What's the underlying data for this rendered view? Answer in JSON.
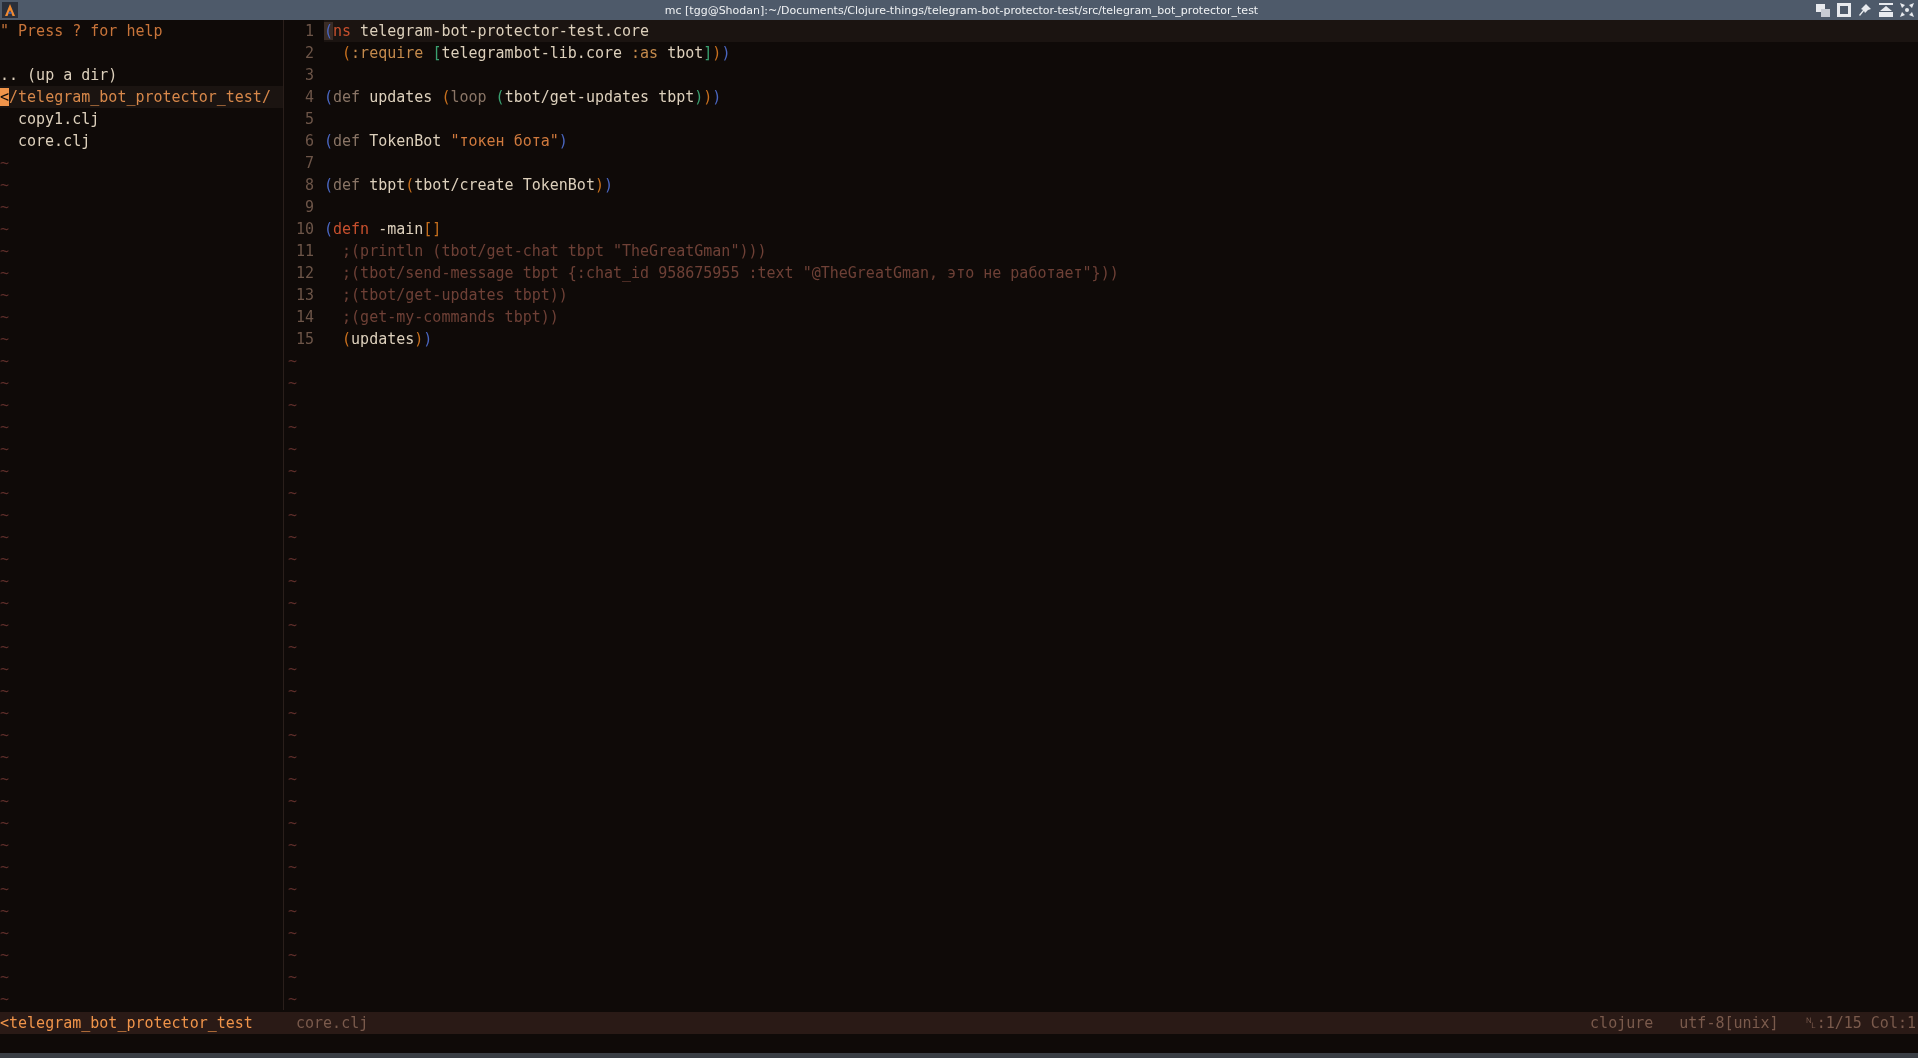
{
  "window": {
    "title": "mc [tgg@Shodan]:~/Documents/Clojure-things/telegram-bot-protector-test/src/telegram_bot_protector_test"
  },
  "file_tree": {
    "help": "\" Press ? for help",
    "items": [
      {
        "text": ".. (up a dir)",
        "kind": "parent",
        "selected": false
      },
      {
        "text": "</telegram_bot_protector_test/",
        "kind": "dir",
        "selected": true
      },
      {
        "text": "copy1.clj",
        "kind": "file",
        "selected": false
      },
      {
        "text": "core.clj",
        "kind": "file",
        "selected": false
      }
    ],
    "filler": [
      "~",
      "~",
      "~",
      "~",
      "~",
      "~",
      "~",
      "~",
      "~",
      "~",
      "~",
      "~",
      "~",
      "~",
      "~",
      "~",
      "~",
      "~",
      "~",
      "~",
      "~",
      "~",
      "~",
      "~",
      "~",
      "~",
      "~",
      "~",
      "~",
      "~",
      "~",
      "~",
      "~",
      "~",
      "~",
      "~",
      "~",
      "~",
      "~"
    ]
  },
  "editor": {
    "lines": [
      {
        "number": "1",
        "current": true,
        "tokens": [
          {
            "text": "(",
            "kind": "paren-1"
          },
          {
            "text": "ns",
            "kind": "special"
          },
          {
            "text": " telegram-bot-protector-test.core",
            "kind": "name"
          }
        ]
      },
      {
        "number": "2",
        "current": false,
        "tokens": [
          {
            "text": "  (",
            "kind": "paren-2"
          },
          {
            "text": ":require ",
            "kind": "keyword"
          },
          {
            "text": "[",
            "kind": "paren-3"
          },
          {
            "text": "telegrambot-lib.core ",
            "kind": "name"
          },
          {
            "text": ":as",
            "kind": "keyword"
          },
          {
            "text": " tbot",
            "kind": "name"
          },
          {
            "text": "]",
            "kind": "paren-3"
          },
          {
            "text": ")",
            "kind": "paren-2"
          },
          {
            "text": ")",
            "kind": "paren-1"
          }
        ]
      },
      {
        "number": "3",
        "current": false
      },
      {
        "number": "4",
        "current": false,
        "tokens": [
          {
            "text": "(",
            "kind": "paren-1"
          },
          {
            "text": "def",
            "kind": "def"
          },
          {
            "text": " updates ",
            "kind": "name"
          },
          {
            "text": "(",
            "kind": "paren-2"
          },
          {
            "text": "loop ",
            "kind": "def"
          },
          {
            "text": "(",
            "kind": "paren-3"
          },
          {
            "text": "tbot/get-updates tbpt",
            "kind": "name"
          },
          {
            "text": ")",
            "kind": "paren-3"
          },
          {
            "text": ")",
            "kind": "paren-2"
          },
          {
            "text": ")",
            "kind": "paren-1"
          }
        ]
      },
      {
        "number": "5",
        "current": false
      },
      {
        "number": "6",
        "current": false,
        "tokens": [
          {
            "text": "(",
            "kind": "paren-1"
          },
          {
            "text": "def",
            "kind": "def"
          },
          {
            "text": " TokenBot ",
            "kind": "name"
          },
          {
            "text": "\"токен бота\"",
            "kind": "string"
          },
          {
            "text": ")",
            "kind": "paren-1"
          }
        ]
      },
      {
        "number": "7",
        "current": false
      },
      {
        "number": "8",
        "current": false,
        "tokens": [
          {
            "text": "(",
            "kind": "paren-1"
          },
          {
            "text": "def",
            "kind": "def"
          },
          {
            "text": " tbpt",
            "kind": "name"
          },
          {
            "text": "(",
            "kind": "paren-2"
          },
          {
            "text": "tbot/create TokenBot",
            "kind": "name"
          },
          {
            "text": ")",
            "kind": "paren-2"
          },
          {
            "text": ")",
            "kind": "paren-1"
          }
        ]
      },
      {
        "number": "9",
        "current": false
      },
      {
        "number": "10",
        "current": false,
        "tokens": [
          {
            "text": "(",
            "kind": "paren-1"
          },
          {
            "text": "defn",
            "kind": "special"
          },
          {
            "text": " -main",
            "kind": "name"
          },
          {
            "text": "[]",
            "kind": "paren-2"
          }
        ]
      },
      {
        "number": "11",
        "current": false,
        "tokens": [
          {
            "text": "  ;(println (tbot/get-chat tbpt \"TheGreatGman\")))",
            "kind": "comment"
          }
        ]
      },
      {
        "number": "12",
        "current": false,
        "tokens": [
          {
            "text": "  ;(tbot/send-message tbpt {:chat_id 958675955 :text \"@TheGreatGman, это не работает\"}))",
            "kind": "comment"
          }
        ]
      },
      {
        "number": "13",
        "current": false,
        "tokens": [
          {
            "text": "  ;(tbot/get-updates tbpt))",
            "kind": "comment"
          }
        ]
      },
      {
        "number": "14",
        "current": false,
        "tokens": [
          {
            "text": "  ;(get-my-commands tbpt))",
            "kind": "comment"
          }
        ]
      },
      {
        "number": "15",
        "current": false,
        "tokens": [
          {
            "text": "  (",
            "kind": "paren-2"
          },
          {
            "text": "updates",
            "kind": "name"
          },
          {
            "text": ")",
            "kind": "paren-2"
          },
          {
            "text": ")",
            "kind": "paren-1"
          }
        ]
      }
    ],
    "filler": [
      "~",
      "~",
      "~",
      "~",
      "~",
      "~",
      "~",
      "~",
      "~",
      "~",
      "~",
      "~",
      "~",
      "~",
      "~",
      "~",
      "~",
      "~",
      "~",
      "~",
      "~",
      "~",
      "~",
      "~",
      "~",
      "~",
      "~",
      "~",
      "~",
      "~"
    ]
  },
  "status_bar": {
    "directory": "<telegram_bot_protector_test",
    "file": "core.clj",
    "filetype": "clojure",
    "encoding": "utf-8[unix]",
    "position": "␤:1/15 Col:1"
  }
}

+===+

• Task goal:
Exclude the pictures. Write out the remaining data exactly.

• Response to this task:
What's the underlying data for this rendered view? Answer in JSON.
{
  "window": {
    "title": "mc [tgg@Shodan]:~/Documents/Clojure-things/telegram-bot-protector-test/src/telegram_bot_protector_test"
  },
  "file_tree": {
    "help": "\" Press ? for help",
    "items": [
      {
        "text": ".. (up a dir)",
        "kind": "parent",
        "selected": false
      },
      {
        "text": "</telegram_bot_protector_test/",
        "kind": "dir",
        "selected": true
      },
      {
        "text": "copy1.clj",
        "kind": "file",
        "selected": false
      },
      {
        "text": "core.clj",
        "kind": "file",
        "selected": false
      }
    ],
    "filler": [
      "~",
      "~",
      "~",
      "~",
      "~",
      "~",
      "~",
      "~",
      "~",
      "~",
      "~",
      "~",
      "~",
      "~",
      "~",
      "~",
      "~",
      "~",
      "~",
      "~",
      "~",
      "~",
      "~",
      "~",
      "~",
      "~",
      "~",
      "~",
      "~",
      "~",
      "~",
      "~",
      "~",
      "~",
      "~",
      "~",
      "~",
      "~",
      "~"
    ]
  },
  "editor": {
    "lines": [
      {
        "number": "1",
        "current": true,
        "tokens": [
          {
            "text": "(",
            "kind": "paren-1"
          },
          {
            "text": "ns",
            "kind": "special"
          },
          {
            "text": " telegram-bot-protector-test.core",
            "kind": "name"
          }
        ]
      },
      {
        "number": "2",
        "current": false,
        "tokens": [
          {
            "text": "  (",
            "kind": "paren-2"
          },
          {
            "text": ":require ",
            "kind": "keyword"
          },
          {
            "text": "[",
            "kind": "paren-3"
          },
          {
            "text": "telegrambot-lib.core ",
            "kind": "name"
          },
          {
            "text": ":as",
            "kind": "keyword"
          },
          {
            "text": " tbot",
            "kind": "name"
          },
          {
            "text": "]",
            "kind": "paren-3"
          },
          {
            "text": ")",
            "kind": "paren-2"
          },
          {
            "text": ")",
            "kind": "paren-1"
          }
        ]
      },
      {
        "number": "3",
        "current": false
      },
      {
        "number": "4",
        "current": false,
        "tokens": [
          {
            "text": "(",
            "kind": "paren-1"
          },
          {
            "text": "def",
            "kind": "def"
          },
          {
            "text": " updates ",
            "kind": "name"
          },
          {
            "text": "(",
            "kind": "paren-2"
          },
          {
            "text": "loop ",
            "kind": "def"
          },
          {
            "text": "(",
            "kind": "paren-3"
          },
          {
            "text": "tbot/get-updates tbpt",
            "kind": "name"
          },
          {
            "text": ")",
            "kind": "paren-3"
          },
          {
            "text": ")",
            "kind": "paren-2"
          },
          {
            "text": ")",
            "kind": "paren-1"
          }
        ]
      },
      {
        "number": "5",
        "current": false
      },
      {
        "number": "6",
        "current": false,
        "tokens": [
          {
            "text": "(",
            "kind": "paren-1"
          },
          {
            "text": "def",
            "kind": "def"
          },
          {
            "text": " TokenBot ",
            "kind": "name"
          },
          {
            "text": "\"токен бота\"",
            "kind": "string"
          },
          {
            "text": ")",
            "kind": "paren-1"
          }
        ]
      },
      {
        "number": "7",
        "current": false
      },
      {
        "number": "8",
        "current": false,
        "tokens": [
          {
            "text": "(",
            "kind": "paren-1"
          },
          {
            "text": "def",
            "kind": "def"
          },
          {
            "text": " tbpt",
            "kind": "name"
          },
          {
            "text": "(",
            "kind": "paren-2"
          },
          {
            "text": "tbot/create TokenBot",
            "kind": "name"
          },
          {
            "text": ")",
            "kind": "paren-2"
          },
          {
            "text": ")",
            "kind": "paren-1"
          }
        ]
      },
      {
        "number": "9",
        "current": false
      },
      {
        "number": "10",
        "current": false,
        "tokens": [
          {
            "text": "(",
            "kind": "paren-1"
          },
          {
            "text": "defn",
            "kind": "special"
          },
          {
            "text": " -main",
            "kind": "name"
          },
          {
            "text": "[]",
            "kind": "paren-2"
          }
        ]
      },
      {
        "number": "11",
        "current": false,
        "tokens": [
          {
            "text": "  ;(println (tbot/get-chat tbpt \"TheGreatGman\")))",
            "kind": "comment"
          }
        ]
      },
      {
        "number": "12",
        "current": false,
        "tokens": [
          {
            "text": "  ;(tbot/send-message tbpt {:chat_id 958675955 :text \"@TheGreatGman, это не работает\"}))",
            "kind": "comment"
          }
        ]
      },
      {
        "number": "13",
        "current": false,
        "tokens": [
          {
            "text": "  ;(tbot/get-updates tbpt))",
            "kind": "comment"
          }
        ]
      },
      {
        "number": "14",
        "current": false,
        "tokens": [
          {
            "text": "  ;(get-my-commands tbpt))",
            "kind": "comment"
          }
        ]
      },
      {
        "number": "15",
        "current": false,
        "tokens": [
          {
            "text": "  (",
            "kind": "paren-2"
          },
          {
            "text": "updates",
            "kind": "name"
          },
          {
            "text": ")",
            "kind": "paren-2"
          },
          {
            "text": ")",
            "kind": "paren-1"
          }
        ]
      }
    ],
    "filler": [
      "~",
      "~",
      "~",
      "~",
      "~",
      "~",
      "~",
      "~",
      "~",
      "~",
      "~",
      "~",
      "~",
      "~",
      "~",
      "~",
      "~",
      "~",
      "~",
      "~",
      "~",
      "~",
      "~",
      "~",
      "~",
      "~",
      "~",
      "~",
      "~",
      "~"
    ]
  },
  "status_bar": {
    "directory": "<telegram_bot_protector_test",
    "file": "core.clj",
    "filetype": "clojure",
    "encoding": "utf-8[unix]",
    "position": "␤:1/15 Col:1"
  }
}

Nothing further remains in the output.